WHAT IS BEING ASKED
Give every line from the entries that contains "xlsx".

EXCERPTED RECORDS

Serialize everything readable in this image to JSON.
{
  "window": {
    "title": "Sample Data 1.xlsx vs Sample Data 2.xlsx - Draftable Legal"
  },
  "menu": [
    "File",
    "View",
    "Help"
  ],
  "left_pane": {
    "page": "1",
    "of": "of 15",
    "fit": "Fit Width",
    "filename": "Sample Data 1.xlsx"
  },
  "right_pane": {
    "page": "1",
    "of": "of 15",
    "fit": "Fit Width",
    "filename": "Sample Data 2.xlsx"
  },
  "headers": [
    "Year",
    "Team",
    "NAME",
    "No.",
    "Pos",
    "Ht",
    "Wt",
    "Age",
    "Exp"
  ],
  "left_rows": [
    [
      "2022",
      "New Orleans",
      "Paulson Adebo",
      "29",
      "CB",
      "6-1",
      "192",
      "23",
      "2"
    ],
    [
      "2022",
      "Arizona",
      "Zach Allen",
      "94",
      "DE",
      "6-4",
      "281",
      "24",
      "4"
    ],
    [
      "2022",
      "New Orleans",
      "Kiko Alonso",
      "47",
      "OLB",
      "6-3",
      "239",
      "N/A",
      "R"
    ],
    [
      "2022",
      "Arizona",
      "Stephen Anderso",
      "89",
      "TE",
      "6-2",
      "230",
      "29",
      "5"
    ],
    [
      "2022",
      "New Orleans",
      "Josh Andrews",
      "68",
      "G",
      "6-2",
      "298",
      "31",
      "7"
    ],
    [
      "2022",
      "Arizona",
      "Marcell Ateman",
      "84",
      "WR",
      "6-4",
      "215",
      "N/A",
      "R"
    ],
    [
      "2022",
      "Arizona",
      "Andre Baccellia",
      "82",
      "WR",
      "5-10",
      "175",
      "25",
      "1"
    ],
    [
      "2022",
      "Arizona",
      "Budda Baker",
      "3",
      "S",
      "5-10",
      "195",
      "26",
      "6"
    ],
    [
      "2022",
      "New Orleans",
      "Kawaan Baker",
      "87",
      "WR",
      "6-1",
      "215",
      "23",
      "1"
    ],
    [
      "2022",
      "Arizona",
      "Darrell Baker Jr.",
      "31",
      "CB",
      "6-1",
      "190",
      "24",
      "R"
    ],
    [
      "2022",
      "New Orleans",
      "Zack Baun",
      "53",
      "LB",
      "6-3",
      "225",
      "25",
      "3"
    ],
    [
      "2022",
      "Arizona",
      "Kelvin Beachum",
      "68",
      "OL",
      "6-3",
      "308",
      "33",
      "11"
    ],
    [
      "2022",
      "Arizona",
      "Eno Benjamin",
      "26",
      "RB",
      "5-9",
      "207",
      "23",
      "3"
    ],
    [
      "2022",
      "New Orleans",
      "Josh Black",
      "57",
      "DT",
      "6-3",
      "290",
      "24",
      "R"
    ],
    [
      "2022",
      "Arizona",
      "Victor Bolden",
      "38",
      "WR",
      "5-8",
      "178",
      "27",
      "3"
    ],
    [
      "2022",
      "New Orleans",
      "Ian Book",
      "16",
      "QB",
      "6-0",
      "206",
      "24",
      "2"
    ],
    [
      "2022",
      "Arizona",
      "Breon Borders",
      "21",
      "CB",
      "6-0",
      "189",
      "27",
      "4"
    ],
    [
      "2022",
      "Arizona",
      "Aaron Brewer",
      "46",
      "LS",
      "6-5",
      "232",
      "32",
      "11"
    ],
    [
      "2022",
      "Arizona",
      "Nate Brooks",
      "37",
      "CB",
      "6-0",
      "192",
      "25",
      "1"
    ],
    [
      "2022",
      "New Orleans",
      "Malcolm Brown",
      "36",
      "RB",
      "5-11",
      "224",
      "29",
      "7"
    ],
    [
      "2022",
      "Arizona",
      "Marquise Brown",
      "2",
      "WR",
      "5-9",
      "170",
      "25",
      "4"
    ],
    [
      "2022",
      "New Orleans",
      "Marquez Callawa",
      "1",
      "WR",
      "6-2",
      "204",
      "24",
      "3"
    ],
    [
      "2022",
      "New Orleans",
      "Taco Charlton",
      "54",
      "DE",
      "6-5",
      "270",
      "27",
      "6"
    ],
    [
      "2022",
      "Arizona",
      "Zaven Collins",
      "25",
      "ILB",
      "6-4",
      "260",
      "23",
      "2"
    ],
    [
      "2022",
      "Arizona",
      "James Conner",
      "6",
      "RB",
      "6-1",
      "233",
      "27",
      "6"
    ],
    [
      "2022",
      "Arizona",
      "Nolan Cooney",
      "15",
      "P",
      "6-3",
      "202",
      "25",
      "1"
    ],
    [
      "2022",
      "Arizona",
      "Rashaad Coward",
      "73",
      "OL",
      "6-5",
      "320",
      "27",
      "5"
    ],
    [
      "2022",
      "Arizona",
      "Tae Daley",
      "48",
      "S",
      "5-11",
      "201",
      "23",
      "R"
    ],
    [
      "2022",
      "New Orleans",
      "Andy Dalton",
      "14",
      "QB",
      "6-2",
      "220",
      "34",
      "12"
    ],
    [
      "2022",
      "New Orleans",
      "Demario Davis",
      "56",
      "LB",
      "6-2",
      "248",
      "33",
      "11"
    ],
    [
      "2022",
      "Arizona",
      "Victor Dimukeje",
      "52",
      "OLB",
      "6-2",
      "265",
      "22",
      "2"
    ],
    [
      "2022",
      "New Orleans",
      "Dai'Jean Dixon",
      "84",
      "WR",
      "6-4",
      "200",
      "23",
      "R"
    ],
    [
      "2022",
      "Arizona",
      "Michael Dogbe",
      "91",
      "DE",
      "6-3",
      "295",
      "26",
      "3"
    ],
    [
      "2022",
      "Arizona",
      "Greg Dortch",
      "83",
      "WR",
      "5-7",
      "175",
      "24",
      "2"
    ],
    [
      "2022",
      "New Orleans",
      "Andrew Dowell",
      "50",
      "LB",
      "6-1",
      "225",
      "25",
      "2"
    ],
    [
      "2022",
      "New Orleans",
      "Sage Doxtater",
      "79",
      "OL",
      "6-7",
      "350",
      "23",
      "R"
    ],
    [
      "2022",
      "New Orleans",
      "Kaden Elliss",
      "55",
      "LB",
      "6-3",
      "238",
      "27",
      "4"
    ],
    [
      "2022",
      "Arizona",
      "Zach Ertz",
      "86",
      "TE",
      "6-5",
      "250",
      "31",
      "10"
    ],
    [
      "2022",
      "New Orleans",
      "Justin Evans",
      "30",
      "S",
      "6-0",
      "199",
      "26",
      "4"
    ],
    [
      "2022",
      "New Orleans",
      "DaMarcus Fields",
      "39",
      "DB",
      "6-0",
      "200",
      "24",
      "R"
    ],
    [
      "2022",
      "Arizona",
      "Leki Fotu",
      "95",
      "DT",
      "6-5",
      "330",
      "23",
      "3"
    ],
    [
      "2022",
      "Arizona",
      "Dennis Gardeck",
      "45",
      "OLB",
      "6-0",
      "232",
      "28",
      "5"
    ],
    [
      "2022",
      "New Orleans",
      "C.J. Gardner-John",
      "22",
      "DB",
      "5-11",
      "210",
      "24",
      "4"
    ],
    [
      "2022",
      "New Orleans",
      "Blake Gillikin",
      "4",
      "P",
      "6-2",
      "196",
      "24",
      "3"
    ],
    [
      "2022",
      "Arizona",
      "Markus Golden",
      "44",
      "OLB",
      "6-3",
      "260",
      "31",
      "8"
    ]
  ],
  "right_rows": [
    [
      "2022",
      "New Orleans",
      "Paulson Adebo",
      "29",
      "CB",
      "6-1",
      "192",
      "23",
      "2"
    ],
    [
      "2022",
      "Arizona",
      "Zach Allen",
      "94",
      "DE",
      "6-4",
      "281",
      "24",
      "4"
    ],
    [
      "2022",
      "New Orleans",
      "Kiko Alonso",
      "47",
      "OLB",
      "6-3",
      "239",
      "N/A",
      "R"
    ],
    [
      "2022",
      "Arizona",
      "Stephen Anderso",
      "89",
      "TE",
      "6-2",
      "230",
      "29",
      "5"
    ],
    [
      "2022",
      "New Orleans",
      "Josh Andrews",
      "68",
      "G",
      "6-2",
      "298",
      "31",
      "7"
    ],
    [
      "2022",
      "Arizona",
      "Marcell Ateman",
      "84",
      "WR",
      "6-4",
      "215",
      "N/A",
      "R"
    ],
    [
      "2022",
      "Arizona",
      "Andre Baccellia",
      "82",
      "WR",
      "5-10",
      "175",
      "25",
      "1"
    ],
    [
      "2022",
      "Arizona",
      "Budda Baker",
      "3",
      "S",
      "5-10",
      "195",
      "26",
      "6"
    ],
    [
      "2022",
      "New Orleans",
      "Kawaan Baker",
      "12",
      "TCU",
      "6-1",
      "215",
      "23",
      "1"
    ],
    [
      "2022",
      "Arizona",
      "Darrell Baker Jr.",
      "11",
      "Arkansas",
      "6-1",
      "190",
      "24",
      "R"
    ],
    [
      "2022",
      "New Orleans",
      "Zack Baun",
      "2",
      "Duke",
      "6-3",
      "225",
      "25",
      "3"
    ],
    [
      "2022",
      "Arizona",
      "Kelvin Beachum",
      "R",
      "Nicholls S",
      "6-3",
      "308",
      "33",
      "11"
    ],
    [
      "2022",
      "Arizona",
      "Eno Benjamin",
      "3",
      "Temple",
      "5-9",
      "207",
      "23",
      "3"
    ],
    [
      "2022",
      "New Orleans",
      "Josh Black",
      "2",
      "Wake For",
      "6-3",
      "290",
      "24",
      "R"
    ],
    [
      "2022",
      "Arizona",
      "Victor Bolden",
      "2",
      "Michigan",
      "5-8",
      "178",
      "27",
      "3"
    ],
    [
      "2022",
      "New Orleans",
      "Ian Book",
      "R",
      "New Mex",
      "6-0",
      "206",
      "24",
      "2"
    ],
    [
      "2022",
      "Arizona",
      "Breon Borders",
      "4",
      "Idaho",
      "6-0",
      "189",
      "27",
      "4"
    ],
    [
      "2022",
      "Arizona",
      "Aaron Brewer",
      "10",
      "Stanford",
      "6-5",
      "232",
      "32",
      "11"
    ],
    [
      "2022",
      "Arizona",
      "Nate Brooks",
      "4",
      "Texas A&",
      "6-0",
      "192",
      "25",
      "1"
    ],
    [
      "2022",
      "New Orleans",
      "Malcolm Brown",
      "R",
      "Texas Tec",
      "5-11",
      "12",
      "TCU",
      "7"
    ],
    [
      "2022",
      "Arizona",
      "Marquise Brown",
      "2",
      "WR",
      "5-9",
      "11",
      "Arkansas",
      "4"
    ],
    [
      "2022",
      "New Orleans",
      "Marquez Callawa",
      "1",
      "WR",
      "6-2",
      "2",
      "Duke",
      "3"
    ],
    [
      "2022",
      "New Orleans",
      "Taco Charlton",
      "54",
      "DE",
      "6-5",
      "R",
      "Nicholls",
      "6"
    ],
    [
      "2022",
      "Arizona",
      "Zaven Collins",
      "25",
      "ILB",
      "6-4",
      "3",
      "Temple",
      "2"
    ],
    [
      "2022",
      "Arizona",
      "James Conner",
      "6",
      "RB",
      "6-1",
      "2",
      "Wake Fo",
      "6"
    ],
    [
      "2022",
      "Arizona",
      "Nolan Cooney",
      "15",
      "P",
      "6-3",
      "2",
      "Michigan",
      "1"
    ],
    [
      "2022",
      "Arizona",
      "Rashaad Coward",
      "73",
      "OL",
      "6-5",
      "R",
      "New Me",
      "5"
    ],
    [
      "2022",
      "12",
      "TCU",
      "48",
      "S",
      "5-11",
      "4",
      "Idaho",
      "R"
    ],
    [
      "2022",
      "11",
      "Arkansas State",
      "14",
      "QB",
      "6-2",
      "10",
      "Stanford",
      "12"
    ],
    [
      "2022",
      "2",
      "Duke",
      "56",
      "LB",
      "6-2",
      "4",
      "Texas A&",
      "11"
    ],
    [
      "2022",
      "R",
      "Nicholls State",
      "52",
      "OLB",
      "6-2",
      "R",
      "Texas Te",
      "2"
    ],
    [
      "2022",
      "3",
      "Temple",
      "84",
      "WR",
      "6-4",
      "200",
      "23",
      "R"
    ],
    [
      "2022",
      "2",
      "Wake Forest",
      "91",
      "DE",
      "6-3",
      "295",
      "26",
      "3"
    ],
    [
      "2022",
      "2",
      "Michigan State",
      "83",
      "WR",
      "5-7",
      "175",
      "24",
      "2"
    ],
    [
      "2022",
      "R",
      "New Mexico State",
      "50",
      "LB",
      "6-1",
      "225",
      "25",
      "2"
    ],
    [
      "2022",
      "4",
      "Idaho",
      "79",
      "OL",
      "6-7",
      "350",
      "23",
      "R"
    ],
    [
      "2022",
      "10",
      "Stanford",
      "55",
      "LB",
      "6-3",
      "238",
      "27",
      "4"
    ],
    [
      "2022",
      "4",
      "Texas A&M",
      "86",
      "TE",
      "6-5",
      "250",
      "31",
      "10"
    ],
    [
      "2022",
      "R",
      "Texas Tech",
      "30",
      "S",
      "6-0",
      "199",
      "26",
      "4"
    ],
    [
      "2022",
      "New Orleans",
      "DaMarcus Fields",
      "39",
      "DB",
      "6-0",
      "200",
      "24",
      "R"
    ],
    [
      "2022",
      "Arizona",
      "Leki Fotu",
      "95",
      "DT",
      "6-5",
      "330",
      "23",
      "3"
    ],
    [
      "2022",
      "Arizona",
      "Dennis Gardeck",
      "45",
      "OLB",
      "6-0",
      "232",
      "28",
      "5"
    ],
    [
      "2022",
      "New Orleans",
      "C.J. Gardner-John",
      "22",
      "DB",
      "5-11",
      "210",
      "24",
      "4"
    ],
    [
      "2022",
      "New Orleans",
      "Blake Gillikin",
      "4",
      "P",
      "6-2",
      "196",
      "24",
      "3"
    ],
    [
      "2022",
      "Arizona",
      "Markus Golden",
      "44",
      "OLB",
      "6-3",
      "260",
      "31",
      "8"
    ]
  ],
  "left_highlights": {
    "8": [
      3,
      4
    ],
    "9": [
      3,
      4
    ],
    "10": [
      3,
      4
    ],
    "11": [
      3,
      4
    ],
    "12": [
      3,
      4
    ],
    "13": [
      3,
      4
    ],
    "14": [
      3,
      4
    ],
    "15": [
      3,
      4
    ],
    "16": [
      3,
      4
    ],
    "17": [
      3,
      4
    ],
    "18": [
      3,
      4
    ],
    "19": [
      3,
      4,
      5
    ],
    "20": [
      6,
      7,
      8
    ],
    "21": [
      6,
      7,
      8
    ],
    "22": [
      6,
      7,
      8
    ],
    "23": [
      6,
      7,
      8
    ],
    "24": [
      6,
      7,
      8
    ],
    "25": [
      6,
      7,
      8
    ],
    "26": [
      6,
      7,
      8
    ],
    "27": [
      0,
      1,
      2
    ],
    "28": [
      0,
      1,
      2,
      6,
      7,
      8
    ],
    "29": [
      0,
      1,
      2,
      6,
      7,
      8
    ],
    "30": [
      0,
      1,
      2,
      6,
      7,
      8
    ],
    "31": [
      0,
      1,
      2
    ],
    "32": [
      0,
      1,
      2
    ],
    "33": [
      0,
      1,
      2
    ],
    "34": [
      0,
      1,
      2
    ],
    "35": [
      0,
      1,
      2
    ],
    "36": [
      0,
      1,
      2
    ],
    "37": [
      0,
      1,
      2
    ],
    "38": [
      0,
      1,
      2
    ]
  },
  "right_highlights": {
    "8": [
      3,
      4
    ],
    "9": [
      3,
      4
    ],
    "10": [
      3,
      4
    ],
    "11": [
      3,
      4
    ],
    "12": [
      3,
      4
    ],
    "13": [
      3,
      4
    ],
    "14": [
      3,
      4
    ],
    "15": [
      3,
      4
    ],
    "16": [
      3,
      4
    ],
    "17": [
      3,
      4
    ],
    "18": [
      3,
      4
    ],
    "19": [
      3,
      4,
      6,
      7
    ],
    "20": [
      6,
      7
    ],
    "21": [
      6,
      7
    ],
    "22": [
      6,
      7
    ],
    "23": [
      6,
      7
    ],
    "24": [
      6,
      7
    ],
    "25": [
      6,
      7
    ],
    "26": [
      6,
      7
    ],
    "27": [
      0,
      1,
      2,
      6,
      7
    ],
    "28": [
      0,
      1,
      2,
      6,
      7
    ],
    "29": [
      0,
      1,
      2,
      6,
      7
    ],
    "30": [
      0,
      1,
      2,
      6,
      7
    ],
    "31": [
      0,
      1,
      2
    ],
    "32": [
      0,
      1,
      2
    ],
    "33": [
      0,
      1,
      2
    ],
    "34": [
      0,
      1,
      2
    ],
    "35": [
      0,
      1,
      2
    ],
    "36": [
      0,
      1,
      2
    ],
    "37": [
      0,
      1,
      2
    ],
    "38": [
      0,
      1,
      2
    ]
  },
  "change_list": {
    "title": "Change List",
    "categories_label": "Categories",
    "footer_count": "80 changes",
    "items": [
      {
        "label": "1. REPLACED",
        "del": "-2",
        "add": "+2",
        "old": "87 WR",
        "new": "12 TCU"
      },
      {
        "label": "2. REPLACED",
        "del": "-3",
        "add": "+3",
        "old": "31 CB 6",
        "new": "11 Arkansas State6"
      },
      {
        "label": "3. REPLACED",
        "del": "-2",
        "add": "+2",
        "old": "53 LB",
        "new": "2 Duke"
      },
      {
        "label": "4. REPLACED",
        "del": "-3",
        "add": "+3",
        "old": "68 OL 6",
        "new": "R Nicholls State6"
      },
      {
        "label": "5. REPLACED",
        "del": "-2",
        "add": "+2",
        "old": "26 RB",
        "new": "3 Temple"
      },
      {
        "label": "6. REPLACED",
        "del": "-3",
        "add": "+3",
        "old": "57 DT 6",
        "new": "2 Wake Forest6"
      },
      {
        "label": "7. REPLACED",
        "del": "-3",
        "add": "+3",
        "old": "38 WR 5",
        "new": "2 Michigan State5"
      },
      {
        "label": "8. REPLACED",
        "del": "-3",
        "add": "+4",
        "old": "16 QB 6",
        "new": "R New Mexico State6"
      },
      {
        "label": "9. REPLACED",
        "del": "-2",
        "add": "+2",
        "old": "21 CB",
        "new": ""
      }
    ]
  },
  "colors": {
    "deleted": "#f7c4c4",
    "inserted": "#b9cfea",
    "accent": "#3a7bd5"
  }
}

WRITTEN SOLUTION
    "title": "Sample Data 1.xlsx vs Sample Data 2.xlsx - Draftable Legal"
    "filename": "Sample Data 1.xlsx"
    "filename": "Sample Data 2.xlsx"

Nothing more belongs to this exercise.